"""
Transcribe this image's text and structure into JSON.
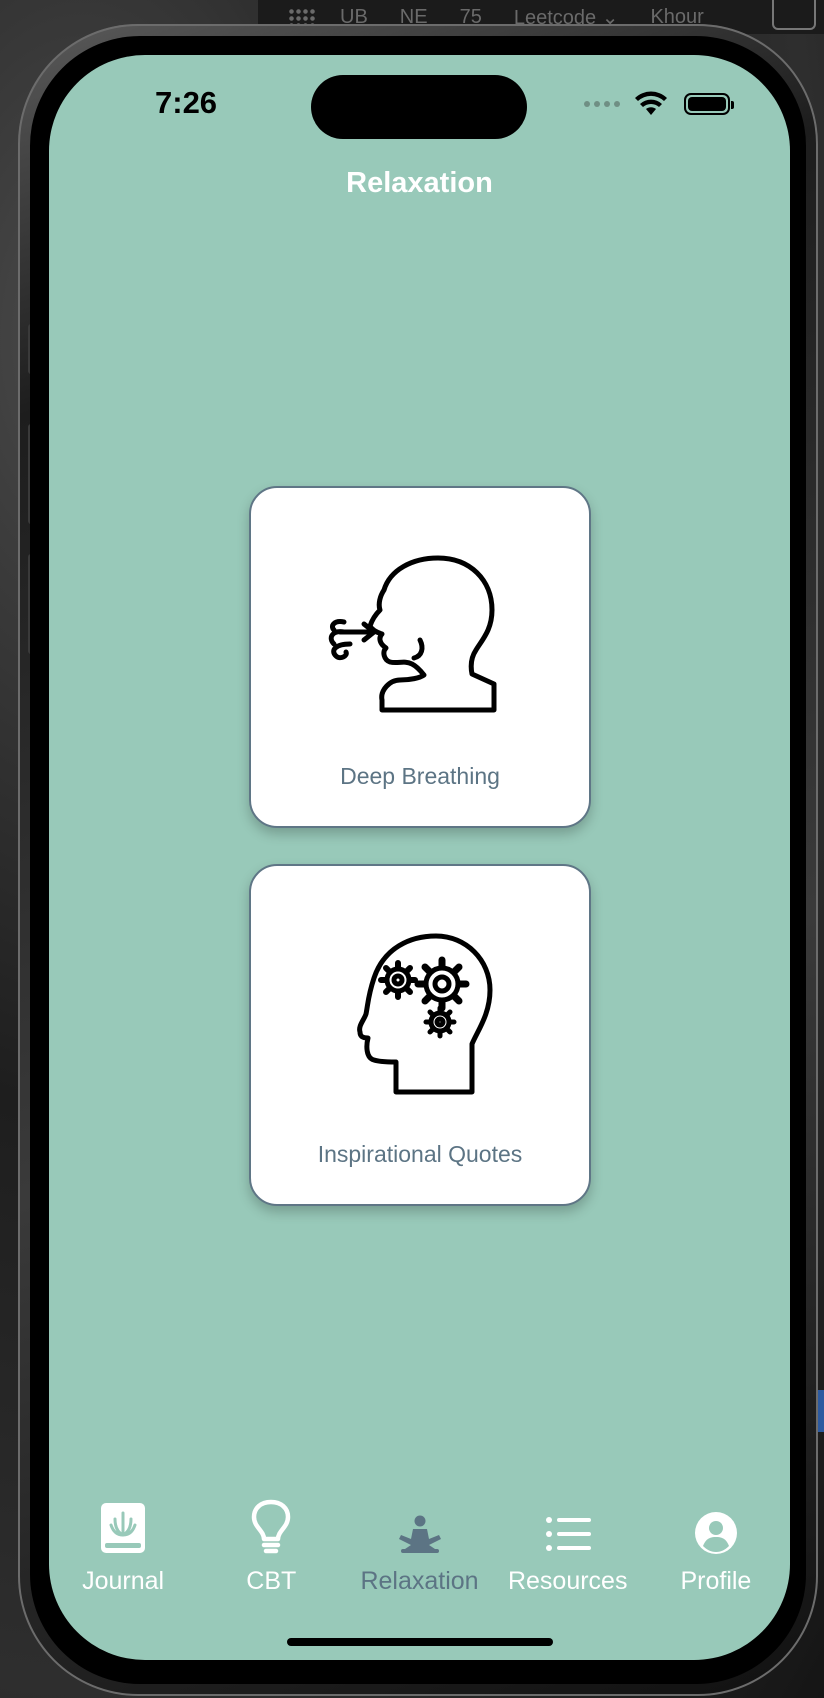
{
  "desktop_bar": {
    "items": [
      "UB",
      "NE",
      "75",
      "Leetcode ⌄",
      "Khour"
    ]
  },
  "status_bar": {
    "time": "7:26"
  },
  "header": {
    "title": "Relaxation"
  },
  "cards": [
    {
      "label": "Deep Breathing",
      "icon": "breathing-head-icon"
    },
    {
      "label": "Inspirational Quotes",
      "icon": "head-gears-icon"
    }
  ],
  "tabbar": {
    "tabs": [
      {
        "label": "Journal",
        "icon": "journal-book-icon",
        "active": false
      },
      {
        "label": "CBT",
        "icon": "lightbulb-icon",
        "active": false
      },
      {
        "label": "Relaxation",
        "icon": "meditation-icon",
        "active": true
      },
      {
        "label": "Resources",
        "icon": "list-icon",
        "active": false
      },
      {
        "label": "Profile",
        "icon": "profile-icon",
        "active": false
      }
    ]
  },
  "colors": {
    "screen_bg": "#98c9b9",
    "card_bg": "#ffffff",
    "card_border": "#5f7686",
    "active_tab": "#5c7484",
    "inactive_tab": "#ffffff"
  }
}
"""
What to do: Restate the whole of the material word for word without the pictures.

Result:
Transcribe this image's text and structure into JSON.
{
  "desktop_bar": {
    "items": [
      "UB",
      "NE",
      "75",
      "Leetcode ⌄",
      "Khour"
    ]
  },
  "status_bar": {
    "time": "7:26"
  },
  "header": {
    "title": "Relaxation"
  },
  "cards": [
    {
      "label": "Deep Breathing",
      "icon": "breathing-head-icon"
    },
    {
      "label": "Inspirational Quotes",
      "icon": "head-gears-icon"
    }
  ],
  "tabbar": {
    "tabs": [
      {
        "label": "Journal",
        "icon": "journal-book-icon",
        "active": false
      },
      {
        "label": "CBT",
        "icon": "lightbulb-icon",
        "active": false
      },
      {
        "label": "Relaxation",
        "icon": "meditation-icon",
        "active": true
      },
      {
        "label": "Resources",
        "icon": "list-icon",
        "active": false
      },
      {
        "label": "Profile",
        "icon": "profile-icon",
        "active": false
      }
    ]
  },
  "colors": {
    "screen_bg": "#98c9b9",
    "card_bg": "#ffffff",
    "card_border": "#5f7686",
    "active_tab": "#5c7484",
    "inactive_tab": "#ffffff"
  }
}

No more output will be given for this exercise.